■ MATERIAL FOR THIS TASK:
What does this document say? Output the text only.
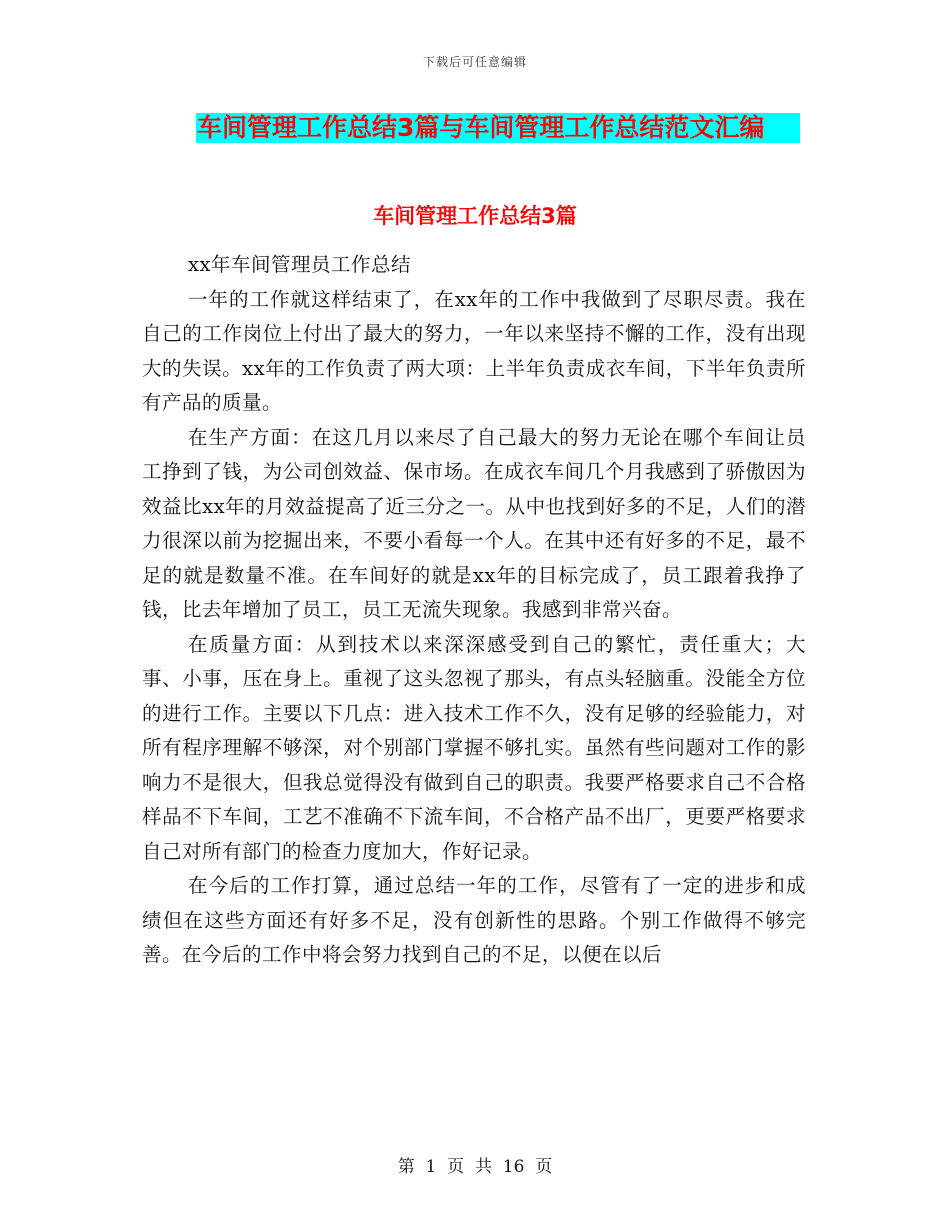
下载后可任意编辑
车间管理工作总结3篇与车间管理工作总结范文汇编
车间管理工作总结3篇

xx年车间管理员工作总结

一年的工作就这样结束了，在xx年的工作中我做到了尽职尽责。我在自己的工作岗位上付出了最大的努力，一年以来坚持不懈的工作，没有出现大的失误。xx年的工作负责了两大项：上半年负责成衣车间，下半年负责所有产品的质量。

在生产方面：在这几月以来尽了自己最大的努力无论在哪个车间让员工挣到了钱，为公司创效益、保市场。在成衣车间几个月我感到了骄傲因为效益比xx年的月效益提高了近三分之一。从中也找到好多的不足，人们的潜力很深以前为挖掘出来，不要小看每一个人。在其中还有好多的不足，最不足的就是数量不准。在车间好的就是xx年的目标完成了，员工跟着我挣了钱，比去年增加了员工，员工无流失现象。我感到非常兴奋。

在质量方面：从到技术以来深深感受到自己的繁忙，责任重大；大事、小事，压在身上。重视了这头忽视了那头，有点头轻脑重。没能全方位的进行工作。主要以下几点：进入技术工作不久，没有足够的经验能力，对所有程序理解不够深，对个别部门掌握不够扎实。虽然有些问题对工作的影响力不是很大，但我总觉得没有做到自己的职责。我要严格要求自己不合格样品不下车间，工艺不准确不下流车间，不合格产品不出厂，更要严格要求自己对所有部门的检查力度加大，作好记录。

在今后的工作打算，通过总结一年的工作，尽管有了一定的进步和成绩但在这些方面还有好多不足，没有创新性的思路。个别工作做得不够完善。在今后的工作中将会努力找到自己的不足，以便在以后

第  1  页  共  16  页
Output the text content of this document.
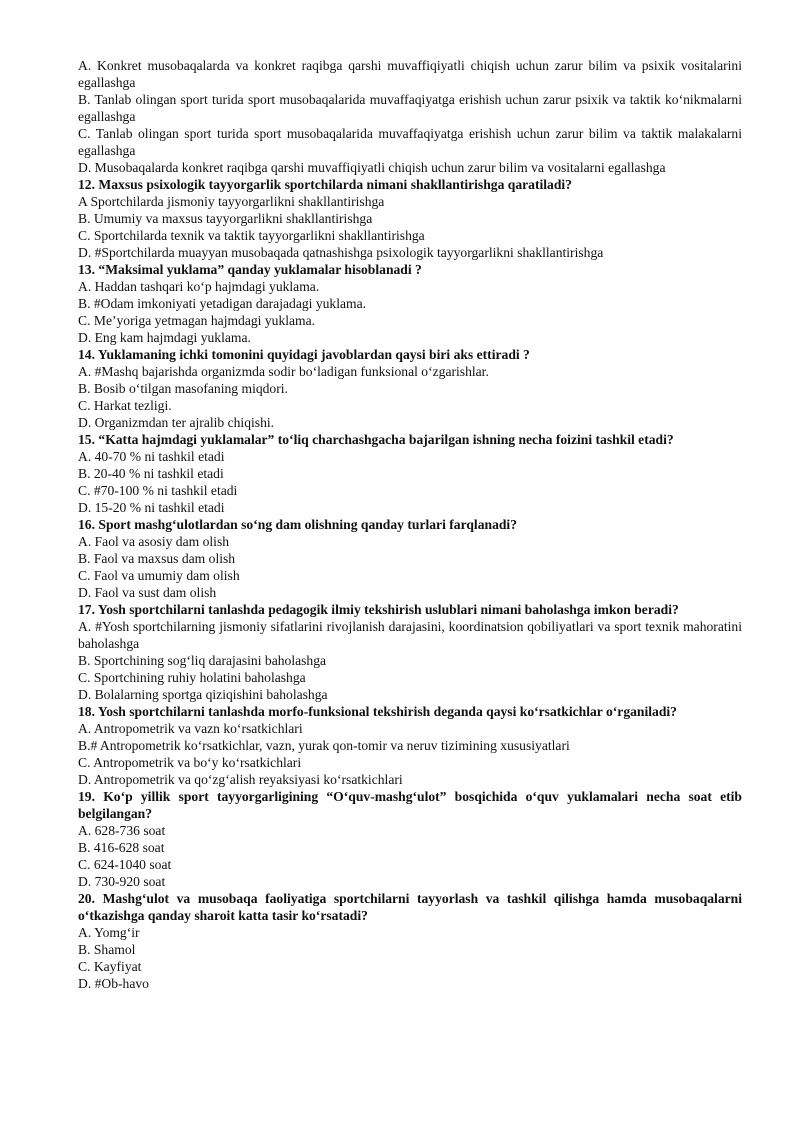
A. Konkret musobaqalarda va konkret raqibga qarshi muvaffiqiyatli chiqish uchun zarur bilim va psixik vositalarini egallashga

B. Tanlab olingan sport turida sport musobaqalarida muvaffaqiyatga erishish uchun zarur psixik va taktik ko‘nikmalarni egallashga

C. Tanlab olingan sport turida sport musobaqalarida muvaffaqiyatga erishish uchun zarur bilim va taktik malakalarni egallashga

D. Musobaqalarda konkret raqibga qarshi muvaffiqiyatli chiqish uchun zarur bilim va vositalarni egallashga

12. Maxsus psixologik tayyorgarlik sportchilarda nimani shakllantirishga qaratiladi?

A Sportchilarda jismoniy tayyorgarlikni shakllantirishga

B. Umumiy va maxsus tayyorgarlikni shakllantirishga

C. Sportchilarda texnik va taktik tayyorgarlikni shakllantirishga

D. #Sportchilarda muayyan musobaqada qatnashishga psixologik tayyorgarlikni shakllantirishga

13. “Maksimal yuklama” qanday yuklamalar hisoblanadi ?

A. Haddan tashqari ko‘p hajmdagi yuklama.

B. #Odam imkoniyati yetadigan darajadagi yuklama.

C. Me’yoriga yetmagan hajmdagi yuklama.

D. Eng kam hajmdagi yuklama.

14. Yuklamaning ichki tomonini quyidagi javoblardan qaysi biri aks ettiradi ?

A. #Mashq bajarishda organizmda sodir bo‘ladigan funksional o‘zgarishlar.

B. Bosib o‘tilgan masofaning miqdori.

C. Harkat tezligi.

D. Organizmdan ter ajralib chiqishi.

15. “Katta hajmdagi yuklamalar” to‘liq charchashgacha bajarilgan ishning necha foizini tashkil etadi?

A. 40-70 % ni tashkil etadi

B. 20-40 % ni tashkil etadi

C. #70-100 % ni tashkil etadi

D. 15-20 % ni tashkil etadi

16. Sport mashg‘ulotlardan so‘ng dam olishning qanday turlari farqlanadi?

A. Faol va asosiy dam olish

B. Faol va maxsus dam olish

C. Faol va umumiy dam olish

D. Faol va sust dam olish

17. Yosh sportchilarni tanlashda pedagogik ilmiy tekshirish uslublari nimani baholashga imkon beradi?

A. #Yosh sportchilarning jismoniy sifatlarini rivojlanish darajasini, koordinatsion qobiliyatlari va sport texnik mahoratini baholashga

B. Sportchining sog‘liq darajasini baholashga

C. Sportchining ruhiy holatini baholashga

D. Bolalarning sportga qiziqishini baholashga

18. Yosh sportchilarni tanlashda morfo-funksional tekshirish deganda qaysi ko‘rsatkichlar o‘rganiladi?

A. Antropometrik va vazn ko‘rsatkichlari

B.# Antropometrik ko‘rsatkichlar, vazn, yurak qon-tomir va neruv tizimining xususiyatlari

C. Antropometrik va bo‘y ko‘rsatkichlari

D. Antropometrik va qo‘zg‘alish reyaksiyasi ko‘rsatkichlari

19. Ko‘p yillik sport tayyorgarligining “O‘quv-mashg‘ulot” bosqichida o‘quv yuklamalari necha soat etib belgilangan?

A. 628-736 soat

B. 416-628 soat

C. 624-1040 soat

D. 730-920 soat

20. Mashg‘ulot va musobaqa faoliyatiga sportchilarni tayyorlash va tashkil qilishga hamda musobaqalarni o‘tkazishga qanday sharoit katta tasir ko‘rsatadi?

A. Yomg‘ir

B. Shamol

C. Kayfiyat

D. #Ob-havo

■ WHAT NEEDS TO BE DONE: Which lines hold the string "tekshirish"? List them all.

■ FINISHED ANSWER:
17. Yosh sportchilarni tanlashda pedagogik ilmiy tekshirish uslublari nimani baholashga imkon beradi?
18. Yosh sportchilarni tanlashda morfo-funksional tekshirish deganda qaysi ko‘rsatkichlar o‘rganiladi?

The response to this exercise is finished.